:: DATA SUPPLIED

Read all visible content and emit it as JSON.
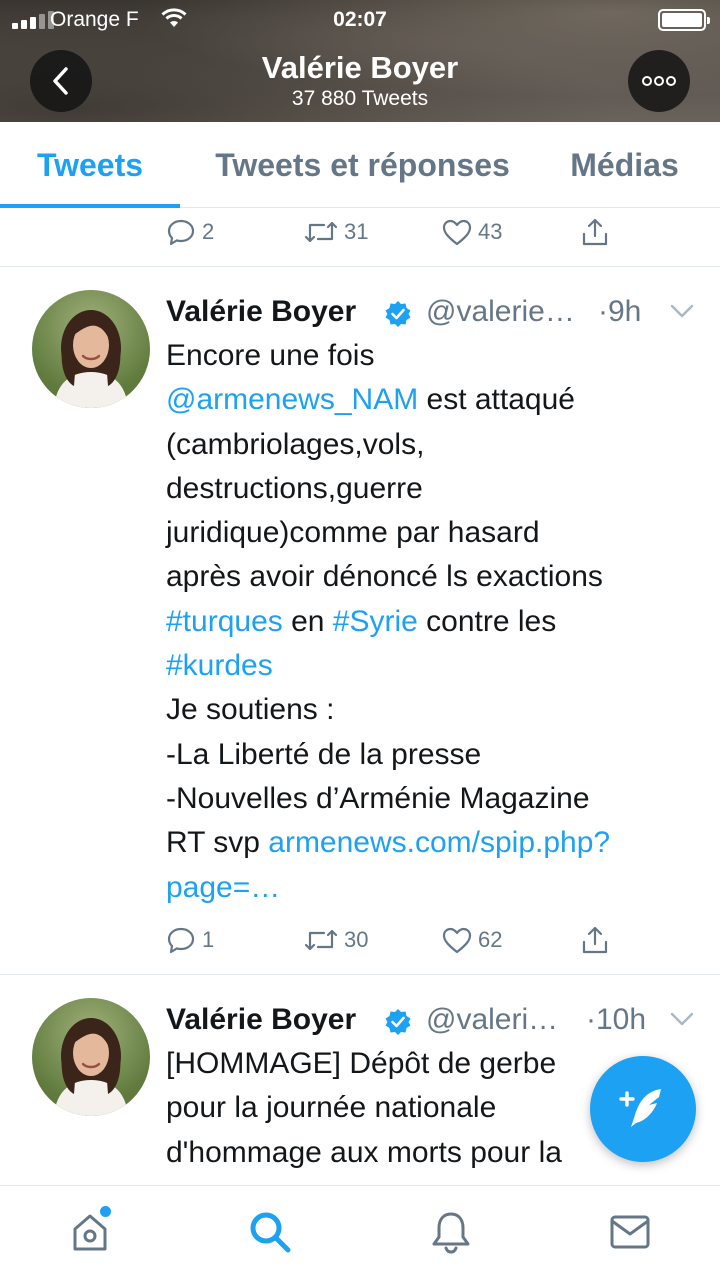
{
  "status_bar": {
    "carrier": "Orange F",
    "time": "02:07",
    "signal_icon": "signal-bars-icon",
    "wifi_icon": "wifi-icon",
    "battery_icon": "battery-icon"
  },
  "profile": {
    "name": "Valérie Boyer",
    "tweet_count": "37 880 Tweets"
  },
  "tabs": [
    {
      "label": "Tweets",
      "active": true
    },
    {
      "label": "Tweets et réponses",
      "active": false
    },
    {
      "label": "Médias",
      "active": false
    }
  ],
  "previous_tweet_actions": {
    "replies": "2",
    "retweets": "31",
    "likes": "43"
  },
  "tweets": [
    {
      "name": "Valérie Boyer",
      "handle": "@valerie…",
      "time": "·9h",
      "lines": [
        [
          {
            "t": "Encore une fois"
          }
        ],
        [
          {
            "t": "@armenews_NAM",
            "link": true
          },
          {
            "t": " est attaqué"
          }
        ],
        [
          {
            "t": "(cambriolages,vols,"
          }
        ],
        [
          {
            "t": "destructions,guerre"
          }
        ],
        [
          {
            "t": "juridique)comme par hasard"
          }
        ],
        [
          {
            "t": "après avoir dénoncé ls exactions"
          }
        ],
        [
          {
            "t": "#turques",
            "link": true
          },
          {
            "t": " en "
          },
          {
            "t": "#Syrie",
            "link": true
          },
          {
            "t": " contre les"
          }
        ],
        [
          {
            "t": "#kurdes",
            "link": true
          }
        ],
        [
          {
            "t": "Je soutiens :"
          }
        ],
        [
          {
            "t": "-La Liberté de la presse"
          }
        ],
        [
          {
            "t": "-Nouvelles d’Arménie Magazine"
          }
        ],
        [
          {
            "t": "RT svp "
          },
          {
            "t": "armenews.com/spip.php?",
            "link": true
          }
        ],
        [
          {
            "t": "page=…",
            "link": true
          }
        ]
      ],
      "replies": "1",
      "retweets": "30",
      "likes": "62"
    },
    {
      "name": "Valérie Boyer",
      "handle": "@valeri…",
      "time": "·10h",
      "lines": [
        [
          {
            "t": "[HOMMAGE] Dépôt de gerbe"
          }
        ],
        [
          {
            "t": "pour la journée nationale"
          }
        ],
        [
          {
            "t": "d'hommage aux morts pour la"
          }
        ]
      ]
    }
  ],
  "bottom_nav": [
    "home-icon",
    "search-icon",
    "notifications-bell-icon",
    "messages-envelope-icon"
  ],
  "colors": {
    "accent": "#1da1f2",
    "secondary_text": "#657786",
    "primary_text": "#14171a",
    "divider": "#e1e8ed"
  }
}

::::
:: DATA SUPPLIED

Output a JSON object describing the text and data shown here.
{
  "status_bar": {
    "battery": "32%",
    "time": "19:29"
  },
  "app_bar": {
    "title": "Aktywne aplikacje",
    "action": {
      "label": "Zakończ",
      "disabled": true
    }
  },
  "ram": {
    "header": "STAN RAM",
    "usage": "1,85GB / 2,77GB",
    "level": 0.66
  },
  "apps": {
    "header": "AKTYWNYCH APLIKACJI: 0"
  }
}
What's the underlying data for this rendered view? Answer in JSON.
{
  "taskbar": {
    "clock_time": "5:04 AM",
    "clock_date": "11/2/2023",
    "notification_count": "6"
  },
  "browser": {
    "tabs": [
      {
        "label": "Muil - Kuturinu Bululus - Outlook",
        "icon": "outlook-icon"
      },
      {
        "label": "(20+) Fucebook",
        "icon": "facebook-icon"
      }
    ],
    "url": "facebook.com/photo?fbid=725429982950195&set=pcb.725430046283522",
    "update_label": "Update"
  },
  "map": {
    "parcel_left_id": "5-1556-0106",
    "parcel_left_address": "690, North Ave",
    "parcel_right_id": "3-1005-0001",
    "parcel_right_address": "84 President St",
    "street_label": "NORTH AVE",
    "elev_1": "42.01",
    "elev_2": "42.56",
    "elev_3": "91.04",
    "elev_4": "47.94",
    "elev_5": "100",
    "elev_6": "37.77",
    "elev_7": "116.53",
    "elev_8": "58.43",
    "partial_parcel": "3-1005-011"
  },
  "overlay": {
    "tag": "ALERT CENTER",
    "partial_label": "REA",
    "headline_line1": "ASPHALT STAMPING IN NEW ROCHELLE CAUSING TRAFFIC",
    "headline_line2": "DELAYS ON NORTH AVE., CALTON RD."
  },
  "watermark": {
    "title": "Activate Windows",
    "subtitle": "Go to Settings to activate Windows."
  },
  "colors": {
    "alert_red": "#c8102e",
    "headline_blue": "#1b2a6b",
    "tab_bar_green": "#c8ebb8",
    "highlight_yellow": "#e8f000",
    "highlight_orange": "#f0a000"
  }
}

::::

- **PROBLEM**: Copy every line that contains the string "facebook".

- **SOLUTION**:
        "icon": "facebook-icon"
    "url": "facebook.com/photo?fbid=725429982950195&set=pcb.725430046283522",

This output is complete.